**Problem details**
Your task is to repeat the listing exactly.

**Records for processing**
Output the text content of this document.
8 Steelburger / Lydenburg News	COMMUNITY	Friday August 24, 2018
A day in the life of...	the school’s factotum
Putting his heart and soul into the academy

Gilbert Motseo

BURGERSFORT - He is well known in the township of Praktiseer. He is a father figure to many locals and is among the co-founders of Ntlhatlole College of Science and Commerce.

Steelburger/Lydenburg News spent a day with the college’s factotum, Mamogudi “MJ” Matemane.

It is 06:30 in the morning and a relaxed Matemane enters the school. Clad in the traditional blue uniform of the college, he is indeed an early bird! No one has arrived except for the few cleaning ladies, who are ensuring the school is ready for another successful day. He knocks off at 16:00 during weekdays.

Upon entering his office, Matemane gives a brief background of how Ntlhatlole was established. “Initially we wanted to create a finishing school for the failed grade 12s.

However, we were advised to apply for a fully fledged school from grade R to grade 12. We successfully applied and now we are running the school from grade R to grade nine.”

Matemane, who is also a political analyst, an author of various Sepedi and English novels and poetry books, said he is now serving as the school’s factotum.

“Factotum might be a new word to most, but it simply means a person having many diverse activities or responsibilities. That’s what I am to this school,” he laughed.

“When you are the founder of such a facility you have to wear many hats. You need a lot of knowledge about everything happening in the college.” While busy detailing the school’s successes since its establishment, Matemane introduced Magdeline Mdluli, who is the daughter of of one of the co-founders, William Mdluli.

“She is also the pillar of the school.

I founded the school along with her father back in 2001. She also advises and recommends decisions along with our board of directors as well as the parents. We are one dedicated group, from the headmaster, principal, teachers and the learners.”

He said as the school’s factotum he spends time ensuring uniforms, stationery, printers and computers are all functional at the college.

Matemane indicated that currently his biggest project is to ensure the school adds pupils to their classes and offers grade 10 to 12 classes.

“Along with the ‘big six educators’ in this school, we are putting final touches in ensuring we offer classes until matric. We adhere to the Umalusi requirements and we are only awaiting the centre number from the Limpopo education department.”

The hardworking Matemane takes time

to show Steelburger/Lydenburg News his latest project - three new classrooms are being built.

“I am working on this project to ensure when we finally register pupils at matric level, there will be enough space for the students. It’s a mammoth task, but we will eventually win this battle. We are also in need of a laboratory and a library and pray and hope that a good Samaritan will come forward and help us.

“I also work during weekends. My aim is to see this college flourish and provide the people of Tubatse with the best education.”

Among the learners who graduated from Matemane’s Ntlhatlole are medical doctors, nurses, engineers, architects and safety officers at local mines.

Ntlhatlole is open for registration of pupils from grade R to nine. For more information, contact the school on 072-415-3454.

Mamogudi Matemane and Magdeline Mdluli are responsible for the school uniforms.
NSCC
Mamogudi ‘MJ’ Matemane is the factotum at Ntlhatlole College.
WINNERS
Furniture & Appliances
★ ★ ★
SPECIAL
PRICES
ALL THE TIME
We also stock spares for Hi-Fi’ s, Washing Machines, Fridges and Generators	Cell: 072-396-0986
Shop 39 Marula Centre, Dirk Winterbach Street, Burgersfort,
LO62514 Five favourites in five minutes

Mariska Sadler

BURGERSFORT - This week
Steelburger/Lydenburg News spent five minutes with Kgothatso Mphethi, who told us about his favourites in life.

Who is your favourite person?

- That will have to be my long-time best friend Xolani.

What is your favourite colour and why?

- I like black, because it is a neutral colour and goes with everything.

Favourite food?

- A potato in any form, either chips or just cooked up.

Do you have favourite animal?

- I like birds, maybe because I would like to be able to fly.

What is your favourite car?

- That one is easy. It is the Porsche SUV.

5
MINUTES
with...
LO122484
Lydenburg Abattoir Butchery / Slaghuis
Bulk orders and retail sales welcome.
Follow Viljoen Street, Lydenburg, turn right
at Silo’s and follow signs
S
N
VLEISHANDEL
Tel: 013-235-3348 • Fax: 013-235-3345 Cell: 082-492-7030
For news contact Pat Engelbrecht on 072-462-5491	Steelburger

**Solution to this task**
Output the text content of this document.
8 Steelburger / Lydenburg News	COMMUNITY	Friday August 24, 2018
A day in the life of...	the school’s factotum
Putting his heart and soul into the academy

Gilbert Motseo

BURGERSFORT - He is well known in the township of Praktiseer. He is a father figure to many locals and is among the co-founders of Ntlhatlole College of Science and Commerce.

Steelburger/Lydenburg News spent a day with the college’s factotum, Mamogudi “MJ” Matemane.

It is 06:30 in the morning and a relaxed Matemane enters the school. Clad in the traditional blue uniform of the college, he is indeed an early bird! No one has arrived except for the few cleaning ladies, who are ensuring the school is ready for another successful day. He knocks off at 16:00 during weekdays.

Upon entering his office, Matemane gives a brief background of how Ntlhatlole was established. “Initially we wanted to create a finishing school for the failed grade 12s.

However, we were advised to apply for a fully fledged school from grade R to grade 12. We successfully applied and now we are running the school from grade R to grade nine.”

Matemane, who is also a political analyst, an author of various Sepedi and English novels and poetry books, said he is now serving as the school’s factotum.

“Factotum might be a new word to most, but it simply means a person having many diverse activities or responsibilities. That’s what I am to this school,” he laughed.

“When you are the founder of such a facility you have to wear many hats. You need a lot of knowledge about everything happening in the college.” While busy detailing the school’s successes since its establishment, Matemane introduced Magdeline Mdluli, who is the daughter of of one of the co-founders, William Mdluli.

“She is also the pillar of the school.

I founded the school along with her father back in 2001. She also advises and recommends decisions along with our board of directors as well as the parents. We are one dedicated group, from the headmaster, principal, teachers and the learners.”

He said as the school’s factotum he spends time ensuring uniforms, stationery, printers and computers are all functional at the college.

Matemane indicated that currently his biggest project is to ensure the school adds pupils to their classes and offers grade 10 to 12 classes.

“Along with the ‘big six educators’ in this school, we are putting final touches in ensuring we offer classes until matric. We adhere to the Umalusi requirements and we are only awaiting the centre number from the Limpopo education department.”

The hardworking Matemane takes time

to show Steelburger/Lydenburg News his latest project - three new classrooms are being built.

“I am working on this project to ensure when we finally register pupils at matric level, there will be enough space for the students. It’s a mammoth task, but we will eventually win this battle. We are also in need of a laboratory and a library and pray and hope that a good Samaritan will come forward and help us.

“I also work during weekends. My aim is to see this college flourish and provide the people of Tubatse with the best education.”

Among the learners who graduated from Matemane’s Ntlhatlole are medical doctors, nurses, engineers, architects and safety officers at local mines.

Ntlhatlole is open for registration of pupils from grade R to nine. For more information, contact the school on 072-415-3454.

Mamogudi Matemane and Magdeline Mdluli are responsible for the school uniforms.
NSCC
Mamogudi ‘MJ’ Matemane is the factotum at Ntlhatlole College.
WINNERS
Furniture & Appliances
★ ★ ★
SPECIAL
PRICES
ALL THE TIME
We also stock spares for Hi-Fi’ s, Washing Machines, Fridges and Generators	Cell: 072-396-0986
Shop 39 Marula Centre, Dirk Winterbach Street, Burgersfort,
LO62514 Five favourites in five minutes

Mariska Sadler

BURGERSFORT - This week
Steelburger/Lydenburg News spent five minutes with Kgothatso Mphethi, who told us about his favourites in life.

Who is your favourite person?

- That will have to be my long-time best friend Xolani.

What is your favourite colour and why?

- I like black, because it is a neutral colour and goes with everything.

Favourite food?

- A potato in any form, either chips or just cooked up.

Do you have favourite animal?

- I like birds, maybe because I would like to be able to fly.

What is your favourite car?

- That one is easy. It is the Porsche SUV.

5
MINUTES
with...
LO122484
Lydenburg Abattoir Butchery / Slaghuis
Bulk orders and retail sales welcome.
Follow Viljoen Street, Lydenburg, turn right
at Silo’s and follow signs
S
N
VLEISHANDEL
Tel: 013-235-3348 • Fax: 013-235-3345 Cell: 082-492-7030
For news contact Pat Engelbrecht on 072-462-5491	Steelburger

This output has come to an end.